Exact reproduction is required for all entries.

_Figure dataset records_
-.-.-
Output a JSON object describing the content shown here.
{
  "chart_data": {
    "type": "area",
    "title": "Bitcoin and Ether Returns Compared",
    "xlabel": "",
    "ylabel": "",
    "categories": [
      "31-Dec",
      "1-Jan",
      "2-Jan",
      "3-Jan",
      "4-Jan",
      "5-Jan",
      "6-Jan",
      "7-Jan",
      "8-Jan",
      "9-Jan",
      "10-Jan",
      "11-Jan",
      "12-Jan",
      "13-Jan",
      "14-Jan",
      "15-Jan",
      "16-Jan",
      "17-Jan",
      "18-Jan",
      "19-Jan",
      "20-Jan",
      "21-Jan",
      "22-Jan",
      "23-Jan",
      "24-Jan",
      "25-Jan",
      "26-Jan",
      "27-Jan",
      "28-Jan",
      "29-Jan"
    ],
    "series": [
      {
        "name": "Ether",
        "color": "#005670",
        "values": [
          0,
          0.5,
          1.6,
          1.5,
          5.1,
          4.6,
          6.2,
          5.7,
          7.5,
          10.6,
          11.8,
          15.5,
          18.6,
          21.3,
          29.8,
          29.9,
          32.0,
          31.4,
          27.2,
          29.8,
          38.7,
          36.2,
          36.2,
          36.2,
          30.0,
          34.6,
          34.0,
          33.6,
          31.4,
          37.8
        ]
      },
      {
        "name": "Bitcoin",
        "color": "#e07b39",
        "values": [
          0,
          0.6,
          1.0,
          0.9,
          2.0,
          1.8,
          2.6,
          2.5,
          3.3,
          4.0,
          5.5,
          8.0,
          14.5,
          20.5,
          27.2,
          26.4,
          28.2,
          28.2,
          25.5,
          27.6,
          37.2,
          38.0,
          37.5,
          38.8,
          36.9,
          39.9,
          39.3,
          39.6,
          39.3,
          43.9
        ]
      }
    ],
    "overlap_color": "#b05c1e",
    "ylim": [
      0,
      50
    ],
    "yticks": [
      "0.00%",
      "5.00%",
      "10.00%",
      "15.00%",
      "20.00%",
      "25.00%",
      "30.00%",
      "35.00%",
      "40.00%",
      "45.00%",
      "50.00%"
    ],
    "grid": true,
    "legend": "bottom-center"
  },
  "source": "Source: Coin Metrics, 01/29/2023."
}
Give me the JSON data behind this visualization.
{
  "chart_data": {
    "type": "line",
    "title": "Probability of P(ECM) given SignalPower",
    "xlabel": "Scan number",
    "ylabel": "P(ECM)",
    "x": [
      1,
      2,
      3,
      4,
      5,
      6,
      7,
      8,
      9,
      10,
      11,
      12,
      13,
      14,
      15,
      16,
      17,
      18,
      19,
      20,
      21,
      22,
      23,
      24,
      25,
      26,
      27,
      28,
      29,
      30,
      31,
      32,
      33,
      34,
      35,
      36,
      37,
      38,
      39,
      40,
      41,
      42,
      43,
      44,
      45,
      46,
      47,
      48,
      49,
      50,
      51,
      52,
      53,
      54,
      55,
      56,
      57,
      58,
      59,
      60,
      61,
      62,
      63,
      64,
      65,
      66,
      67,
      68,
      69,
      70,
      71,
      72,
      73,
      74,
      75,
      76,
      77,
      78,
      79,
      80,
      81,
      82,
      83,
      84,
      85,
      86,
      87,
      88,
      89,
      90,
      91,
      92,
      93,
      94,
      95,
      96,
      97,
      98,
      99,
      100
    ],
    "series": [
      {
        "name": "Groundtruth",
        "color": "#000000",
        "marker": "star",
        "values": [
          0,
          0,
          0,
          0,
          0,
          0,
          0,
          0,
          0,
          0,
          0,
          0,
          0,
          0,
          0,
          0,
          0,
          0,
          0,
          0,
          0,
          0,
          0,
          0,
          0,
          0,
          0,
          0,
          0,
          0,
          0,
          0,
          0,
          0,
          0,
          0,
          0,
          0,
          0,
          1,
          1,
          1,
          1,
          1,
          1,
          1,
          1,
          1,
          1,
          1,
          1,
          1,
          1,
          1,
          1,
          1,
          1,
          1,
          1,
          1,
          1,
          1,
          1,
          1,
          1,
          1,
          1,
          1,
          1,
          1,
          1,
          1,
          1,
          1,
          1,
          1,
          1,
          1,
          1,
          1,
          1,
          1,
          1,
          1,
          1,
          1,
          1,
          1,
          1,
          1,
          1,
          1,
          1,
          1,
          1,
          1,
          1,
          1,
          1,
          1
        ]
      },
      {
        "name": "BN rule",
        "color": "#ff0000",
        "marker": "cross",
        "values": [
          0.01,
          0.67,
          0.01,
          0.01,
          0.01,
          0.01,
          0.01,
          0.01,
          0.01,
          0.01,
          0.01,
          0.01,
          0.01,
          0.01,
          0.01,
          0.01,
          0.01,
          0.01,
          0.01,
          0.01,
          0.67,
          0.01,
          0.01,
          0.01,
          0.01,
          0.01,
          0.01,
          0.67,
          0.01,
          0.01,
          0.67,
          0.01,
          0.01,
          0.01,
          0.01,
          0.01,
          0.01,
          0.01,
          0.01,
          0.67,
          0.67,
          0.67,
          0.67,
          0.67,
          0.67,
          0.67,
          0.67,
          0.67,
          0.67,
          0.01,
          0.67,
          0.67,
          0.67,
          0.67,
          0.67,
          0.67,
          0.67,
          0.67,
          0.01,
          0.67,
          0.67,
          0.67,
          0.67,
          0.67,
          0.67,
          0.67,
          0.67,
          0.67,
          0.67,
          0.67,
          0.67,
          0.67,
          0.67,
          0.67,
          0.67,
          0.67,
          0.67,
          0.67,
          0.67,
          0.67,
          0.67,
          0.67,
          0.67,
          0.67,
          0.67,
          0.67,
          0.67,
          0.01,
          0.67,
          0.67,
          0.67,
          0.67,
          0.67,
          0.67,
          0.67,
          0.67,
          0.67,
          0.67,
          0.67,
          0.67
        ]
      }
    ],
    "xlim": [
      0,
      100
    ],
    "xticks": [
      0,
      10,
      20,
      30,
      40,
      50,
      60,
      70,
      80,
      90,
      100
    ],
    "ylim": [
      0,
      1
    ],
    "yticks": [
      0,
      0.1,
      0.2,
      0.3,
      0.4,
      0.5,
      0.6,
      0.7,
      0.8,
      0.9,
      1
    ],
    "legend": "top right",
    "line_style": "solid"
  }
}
-.-.-
_RESPONSE TO THIS EXERCISE_
Output a JSON object describing the content shown here.
{
  "chart_data": {
    "type": "area",
    "title": "Bitcoin and Ether Returns Compared",
    "xlabel": "",
    "ylabel": "",
    "categories": [
      "31-Dec",
      "1-Jan",
      "2-Jan",
      "3-Jan",
      "4-Jan",
      "5-Jan",
      "6-Jan",
      "7-Jan",
      "8-Jan",
      "9-Jan",
      "10-Jan",
      "11-Jan",
      "12-Jan",
      "13-Jan",
      "14-Jan",
      "15-Jan",
      "16-Jan",
      "17-Jan",
      "18-Jan",
      "19-Jan",
      "20-Jan",
      "21-Jan",
      "22-Jan",
      "23-Jan",
      "24-Jan",
      "25-Jan",
      "26-Jan",
      "27-Jan",
      "28-Jan",
      "29-Jan"
    ],
    "series": [
      {
        "name": "Ether",
        "color": "#005670",
        "values": [
          0,
          0.5,
          1.6,
          1.5,
          5.1,
          4.6,
          6.2,
          5.7,
          7.5,
          10.6,
          11.8,
          15.5,
          18.6,
          21.3,
          29.8,
          29.9,
          32.0,
          31.4,
          27.2,
          29.8,
          38.7,
          36.2,
          36.2,
          36.2,
          30.0,
          34.6,
          34.0,
          33.6,
          31.4,
          37.8
        ]
      },
      {
        "name": "Bitcoin",
        "color": "#e07b39",
        "values": [
          0,
          0.6,
          1.0,
          0.9,
          2.0,
          1.8,
          2.6,
          2.5,
          3.3,
          4.0,
          5.5,
          8.0,
          14.5,
          20.5,
          27.2,
          26.4,
          28.2,
          28.2,
          25.5,
          27.6,
          37.2,
          38.0,
          37.5,
          38.8,
          36.9,
          39.9,
          39.3,
          39.6,
          39.3,
          43.9
        ]
      }
    ],
    "overlap_color": "#b05c1e",
    "ylim": [
      0,
      50
    ],
    "yticks": [
      "0.00%",
      "5.00%",
      "10.00%",
      "15.00%",
      "20.00%",
      "25.00%",
      "30.00%",
      "35.00%",
      "40.00%",
      "45.00%",
      "50.00%"
    ],
    "grid": true,
    "legend": "bottom-center"
  },
  "source": "Source: Coin Metrics, 01/29/2023."
}
Give me the JSON data behind this visualization.
{
  "chart_data": {
    "type": "line",
    "title": "Probability of P(ECM) given SignalPower",
    "xlabel": "Scan number",
    "ylabel": "P(ECM)",
    "x": [
      1,
      2,
      3,
      4,
      5,
      6,
      7,
      8,
      9,
      10,
      11,
      12,
      13,
      14,
      15,
      16,
      17,
      18,
      19,
      20,
      21,
      22,
      23,
      24,
      25,
      26,
      27,
      28,
      29,
      30,
      31,
      32,
      33,
      34,
      35,
      36,
      37,
      38,
      39,
      40,
      41,
      42,
      43,
      44,
      45,
      46,
      47,
      48,
      49,
      50,
      51,
      52,
      53,
      54,
      55,
      56,
      57,
      58,
      59,
      60,
      61,
      62,
      63,
      64,
      65,
      66,
      67,
      68,
      69,
      70,
      71,
      72,
      73,
      74,
      75,
      76,
      77,
      78,
      79,
      80,
      81,
      82,
      83,
      84,
      85,
      86,
      87,
      88,
      89,
      90,
      91,
      92,
      93,
      94,
      95,
      96,
      97,
      98,
      99,
      100
    ],
    "series": [
      {
        "name": "Groundtruth",
        "color": "#000000",
        "marker": "star",
        "values": [
          0,
          0,
          0,
          0,
          0,
          0,
          0,
          0,
          0,
          0,
          0,
          0,
          0,
          0,
          0,
          0,
          0,
          0,
          0,
          0,
          0,
          0,
          0,
          0,
          0,
          0,
          0,
          0,
          0,
          0,
          0,
          0,
          0,
          0,
          0,
          0,
          0,
          0,
          0,
          1,
          1,
          1,
          1,
          1,
          1,
          1,
          1,
          1,
          1,
          1,
          1,
          1,
          1,
          1,
          1,
          1,
          1,
          1,
          1,
          1,
          1,
          1,
          1,
          1,
          1,
          1,
          1,
          1,
          1,
          1,
          1,
          1,
          1,
          1,
          1,
          1,
          1,
          1,
          1,
          1,
          1,
          1,
          1,
          1,
          1,
          1,
          1,
          1,
          1,
          1,
          1,
          1,
          1,
          1,
          1,
          1,
          1,
          1,
          1,
          1
        ]
      },
      {
        "name": "BN rule",
        "color": "#ff0000",
        "marker": "cross",
        "values": [
          0.01,
          0.67,
          0.01,
          0.01,
          0.01,
          0.01,
          0.01,
          0.01,
          0.01,
          0.01,
          0.01,
          0.01,
          0.01,
          0.01,
          0.01,
          0.01,
          0.01,
          0.01,
          0.01,
          0.01,
          0.67,
          0.01,
          0.01,
          0.01,
          0.01,
          0.01,
          0.01,
          0.67,
          0.01,
          0.01,
          0.67,
          0.01,
          0.01,
          0.01,
          0.01,
          0.01,
          0.01,
          0.01,
          0.01,
          0.67,
          0.67,
          0.67,
          0.67,
          0.67,
          0.67,
          0.67,
          0.67,
          0.67,
          0.67,
          0.01,
          0.67,
          0.67,
          0.67,
          0.67,
          0.67,
          0.67,
          0.67,
          0.67,
          0.01,
          0.67,
          0.67,
          0.67,
          0.67,
          0.67,
          0.67,
          0.67,
          0.67,
          0.67,
          0.67,
          0.67,
          0.67,
          0.67,
          0.67,
          0.67,
          0.67,
          0.67,
          0.67,
          0.67,
          0.67,
          0.67,
          0.67,
          0.67,
          0.67,
          0.67,
          0.67,
          0.67,
          0.67,
          0.01,
          0.67,
          0.67,
          0.67,
          0.67,
          0.67,
          0.67,
          0.67,
          0.67,
          0.67,
          0.67,
          0.67,
          0.67
        ]
      }
    ],
    "xlim": [
      0,
      100
    ],
    "xticks": [
      0,
      10,
      20,
      30,
      40,
      50,
      60,
      70,
      80,
      90,
      100
    ],
    "ylim": [
      0,
      1
    ],
    "yticks": [
      0,
      0.1,
      0.2,
      0.3,
      0.4,
      0.5,
      0.6,
      0.7,
      0.8,
      0.9,
      1
    ],
    "legend": "top right",
    "line_style": "solid"
  }
}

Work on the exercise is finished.